:: Problem details ::
Skip every image and restate the data word for word.

:: Material provided ::
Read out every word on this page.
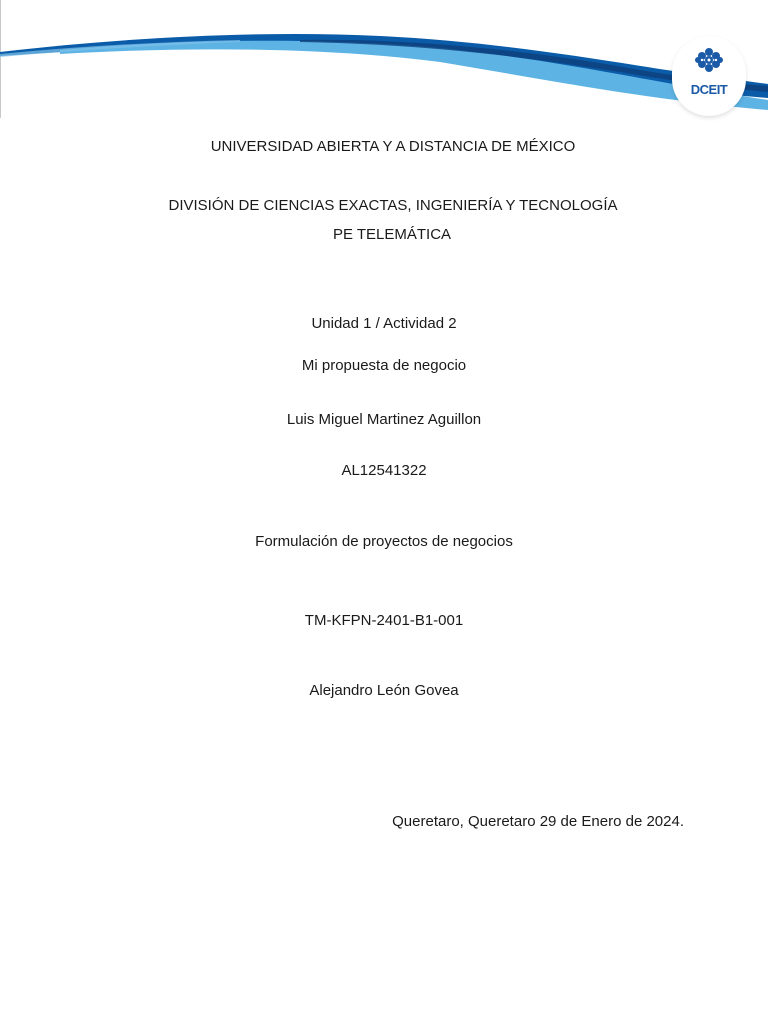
DCEIT
UNIVERSIDAD ABIERTA Y A DISTANCIA DE MÉXICO
DIVISIÓN DE CIENCIAS EXACTAS, INGENIERÍA Y TECNOLOGÍA
PE TELEMÁTICA
Unidad 1 / Actividad 2
Mi propuesta de negocio
Luis Miguel Martinez Aguillon
AL12541322
Formulación de proyectos de negocios
TM-KFPN-2401-B1-001
Alejandro León Govea
Queretaro, Queretaro 29 de Enero de 2024.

:: Task answer ::
Read out every word on this page.
DCEIT
UNIVERSIDAD ABIERTA Y A DISTANCIA DE MÉXICO
DIVISIÓN DE CIENCIAS EXACTAS, INGENIERÍA Y TECNOLOGÍA
PE TELEMÁTICA
Unidad 1 / Actividad 2
Mi propuesta de negocio
Luis Miguel Martinez Aguillon
AL12541322
Formulación de proyectos de negocios
TM-KFPN-2401-B1-001
Alejandro León Govea
Queretaro, Queretaro 29 de Enero de 2024.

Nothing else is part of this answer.